**Given instruction:** Copy out the lines that include the word "Students".

**Supplied records:**

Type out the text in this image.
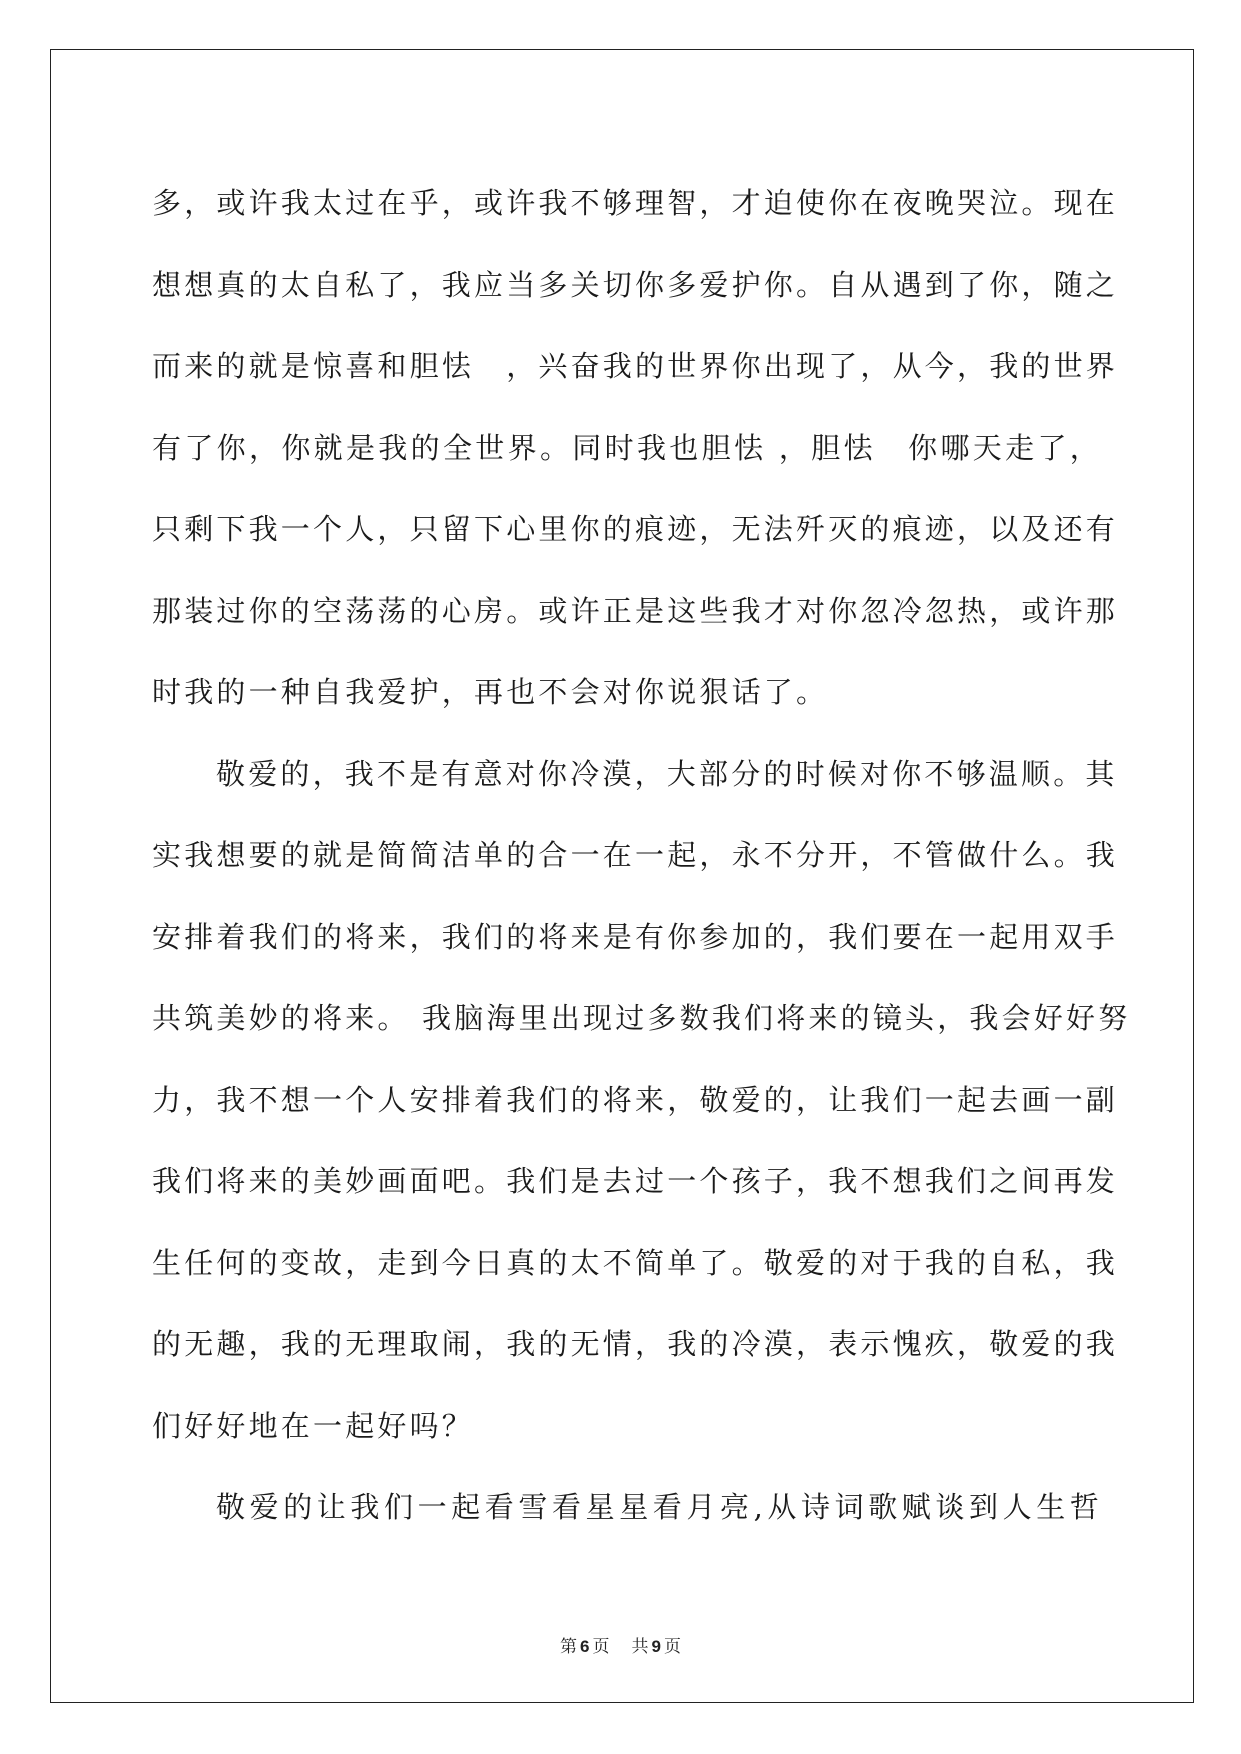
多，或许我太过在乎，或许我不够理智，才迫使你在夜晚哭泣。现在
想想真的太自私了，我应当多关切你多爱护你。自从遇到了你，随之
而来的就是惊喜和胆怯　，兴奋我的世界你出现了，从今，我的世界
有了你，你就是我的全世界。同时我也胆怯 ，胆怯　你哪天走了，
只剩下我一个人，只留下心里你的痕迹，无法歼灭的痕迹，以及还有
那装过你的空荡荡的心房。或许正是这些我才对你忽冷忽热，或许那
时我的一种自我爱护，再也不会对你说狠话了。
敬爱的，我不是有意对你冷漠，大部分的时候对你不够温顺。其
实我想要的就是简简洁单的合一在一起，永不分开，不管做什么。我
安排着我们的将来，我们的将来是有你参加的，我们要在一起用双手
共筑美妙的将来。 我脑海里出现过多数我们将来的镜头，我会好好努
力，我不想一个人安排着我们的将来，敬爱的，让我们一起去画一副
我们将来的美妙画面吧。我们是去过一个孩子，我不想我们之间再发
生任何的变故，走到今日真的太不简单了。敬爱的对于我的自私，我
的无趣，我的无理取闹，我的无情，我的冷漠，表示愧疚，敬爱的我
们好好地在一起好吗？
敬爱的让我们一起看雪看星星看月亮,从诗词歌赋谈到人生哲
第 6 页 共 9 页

...

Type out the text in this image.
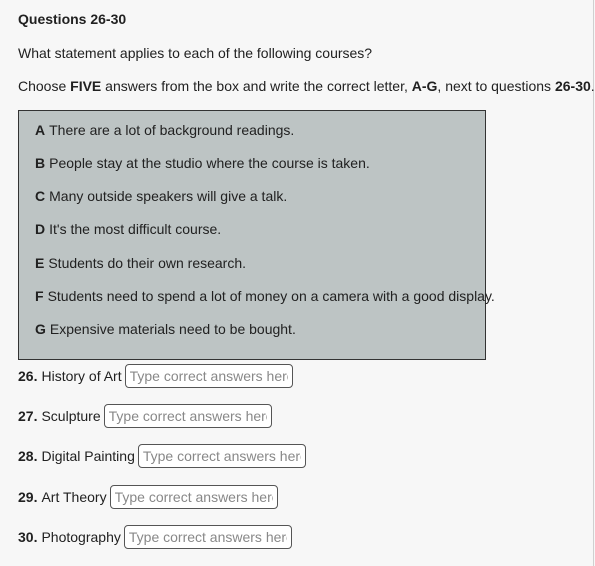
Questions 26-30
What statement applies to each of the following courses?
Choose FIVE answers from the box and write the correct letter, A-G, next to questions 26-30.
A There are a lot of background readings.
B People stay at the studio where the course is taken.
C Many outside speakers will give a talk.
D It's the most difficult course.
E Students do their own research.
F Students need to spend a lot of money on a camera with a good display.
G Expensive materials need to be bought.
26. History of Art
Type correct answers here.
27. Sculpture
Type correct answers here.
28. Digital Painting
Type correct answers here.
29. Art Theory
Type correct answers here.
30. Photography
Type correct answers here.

**Task result:**
E Students do their own research.
F Students need to spend a lot of money on a camera with a good display.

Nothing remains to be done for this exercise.